- [PROBLEM TO SOLVE]: Please return each entry exactly as it appears, but not the pictures.

(Figure dataset records)
Segment Open
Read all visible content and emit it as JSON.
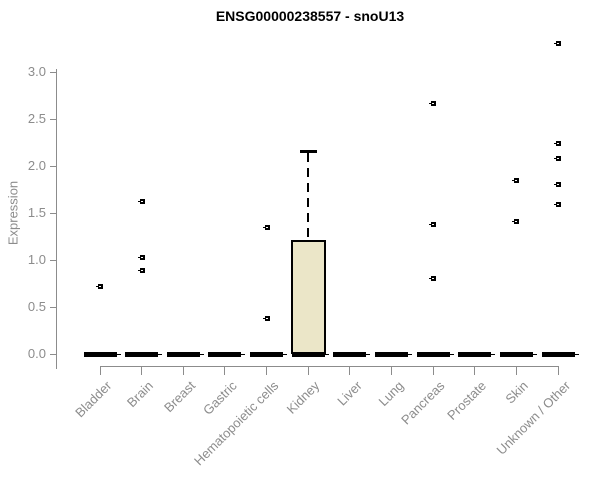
{
  "chart_data": {
    "type": "boxplot",
    "title": "ENSG00000238557 - snoU13",
    "xlabel": "",
    "ylabel": "Expression",
    "ylim": [
      0,
      3.3
    ],
    "yticks": [
      "0.0",
      "0.5",
      "1.0",
      "1.5",
      "2.0",
      "2.5",
      "3.0"
    ],
    "grid": false,
    "legend": "none",
    "categories": [
      "Bladder",
      "Brain",
      "Breast",
      "Gastric",
      "Hematopoietic cells",
      "Kidney",
      "Liver",
      "Lung",
      "Pancreas",
      "Prostate",
      "Skin",
      "Unknown / Other"
    ],
    "boxes": [
      {
        "category": "Bladder",
        "q1": 0,
        "median": 0,
        "q3": 0,
        "whisker_low": 0,
        "whisker_high": 0,
        "points": [
          0.72
        ]
      },
      {
        "category": "Brain",
        "q1": 0,
        "median": 0,
        "q3": 0,
        "whisker_low": 0,
        "whisker_high": 0,
        "points": [
          1.63,
          1.03,
          0.89
        ]
      },
      {
        "category": "Breast",
        "q1": 0,
        "median": 0,
        "q3": 0,
        "whisker_low": 0,
        "whisker_high": 0,
        "points": []
      },
      {
        "category": "Gastric",
        "q1": 0,
        "median": 0,
        "q3": 0,
        "whisker_low": 0,
        "whisker_high": 0,
        "points": []
      },
      {
        "category": "Hematopoietic cells",
        "q1": 0,
        "median": 0,
        "q3": 0,
        "whisker_low": 0,
        "whisker_high": 0,
        "points": [
          1.35,
          0.38
        ]
      },
      {
        "category": "Kidney",
        "q1": 0,
        "median": 0,
        "q3": 1.21,
        "whisker_low": 0,
        "whisker_high": 2.15,
        "points": []
      },
      {
        "category": "Liver",
        "q1": 0,
        "median": 0,
        "q3": 0,
        "whisker_low": 0,
        "whisker_high": 0,
        "points": []
      },
      {
        "category": "Lung",
        "q1": 0,
        "median": 0,
        "q3": 0,
        "whisker_low": 0,
        "whisker_high": 0,
        "points": []
      },
      {
        "category": "Pancreas",
        "q1": 0,
        "median": 0,
        "q3": 0,
        "whisker_low": 0,
        "whisker_high": 0,
        "points": [
          2.67,
          1.38,
          0.81
        ]
      },
      {
        "category": "Prostate",
        "q1": 0,
        "median": 0,
        "q3": 0,
        "whisker_low": 0,
        "whisker_high": 0,
        "points": []
      },
      {
        "category": "Skin",
        "q1": 0,
        "median": 0,
        "q3": 0,
        "whisker_low": 0,
        "whisker_high": 0,
        "points": [
          1.85,
          1.41
        ]
      },
      {
        "category": "Unknown / Other",
        "q1": 0,
        "median": 0,
        "q3": 0,
        "whisker_low": 0,
        "whisker_high": 0,
        "points": [
          3.31,
          2.25,
          2.09,
          1.81,
          1.6
        ]
      }
    ],
    "colors": {
      "box_fill": "#ebe6c8",
      "box_border": "#000000",
      "marker": "#000000",
      "axis": "#8c8c8c",
      "tick_text": "#8c8c8c",
      "title_text": "#000000",
      "background": "#ffffff"
    }
  }
}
Segment Closed
- [SOLUTION TO THIS EXERCISE]:
Read all visible content and emit it as JSON.
{
  "chart_data": {
    "type": "boxplot",
    "title": "ENSG00000238557 - snoU13",
    "xlabel": "",
    "ylabel": "Expression",
    "ylim": [
      0,
      3.3
    ],
    "yticks": [
      "0.0",
      "0.5",
      "1.0",
      "1.5",
      "2.0",
      "2.5",
      "3.0"
    ],
    "grid": false,
    "legend": "none",
    "categories": [
      "Bladder",
      "Brain",
      "Breast",
      "Gastric",
      "Hematopoietic cells",
      "Kidney",
      "Liver",
      "Lung",
      "Pancreas",
      "Prostate",
      "Skin",
      "Unknown / Other"
    ],
    "boxes": [
      {
        "category": "Bladder",
        "q1": 0,
        "median": 0,
        "q3": 0,
        "whisker_low": 0,
        "whisker_high": 0,
        "points": [
          0.72
        ]
      },
      {
        "category": "Brain",
        "q1": 0,
        "median": 0,
        "q3": 0,
        "whisker_low": 0,
        "whisker_high": 0,
        "points": [
          1.63,
          1.03,
          0.89
        ]
      },
      {
        "category": "Breast",
        "q1": 0,
        "median": 0,
        "q3": 0,
        "whisker_low": 0,
        "whisker_high": 0,
        "points": []
      },
      {
        "category": "Gastric",
        "q1": 0,
        "median": 0,
        "q3": 0,
        "whisker_low": 0,
        "whisker_high": 0,
        "points": []
      },
      {
        "category": "Hematopoietic cells",
        "q1": 0,
        "median": 0,
        "q3": 0,
        "whisker_low": 0,
        "whisker_high": 0,
        "points": [
          1.35,
          0.38
        ]
      },
      {
        "category": "Kidney",
        "q1": 0,
        "median": 0,
        "q3": 1.21,
        "whisker_low": 0,
        "whisker_high": 2.15,
        "points": []
      },
      {
        "category": "Liver",
        "q1": 0,
        "median": 0,
        "q3": 0,
        "whisker_low": 0,
        "whisker_high": 0,
        "points": []
      },
      {
        "category": "Lung",
        "q1": 0,
        "median": 0,
        "q3": 0,
        "whisker_low": 0,
        "whisker_high": 0,
        "points": []
      },
      {
        "category": "Pancreas",
        "q1": 0,
        "median": 0,
        "q3": 0,
        "whisker_low": 0,
        "whisker_high": 0,
        "points": [
          2.67,
          1.38,
          0.81
        ]
      },
      {
        "category": "Prostate",
        "q1": 0,
        "median": 0,
        "q3": 0,
        "whisker_low": 0,
        "whisker_high": 0,
        "points": []
      },
      {
        "category": "Skin",
        "q1": 0,
        "median": 0,
        "q3": 0,
        "whisker_low": 0,
        "whisker_high": 0,
        "points": [
          1.85,
          1.41
        ]
      },
      {
        "category": "Unknown / Other",
        "q1": 0,
        "median": 0,
        "q3": 0,
        "whisker_low": 0,
        "whisker_high": 0,
        "points": [
          3.31,
          2.25,
          2.09,
          1.81,
          1.6
        ]
      }
    ],
    "colors": {
      "box_fill": "#ebe6c8",
      "box_border": "#000000",
      "marker": "#000000",
      "axis": "#8c8c8c",
      "tick_text": "#8c8c8c",
      "title_text": "#000000",
      "background": "#ffffff"
    }
  }
}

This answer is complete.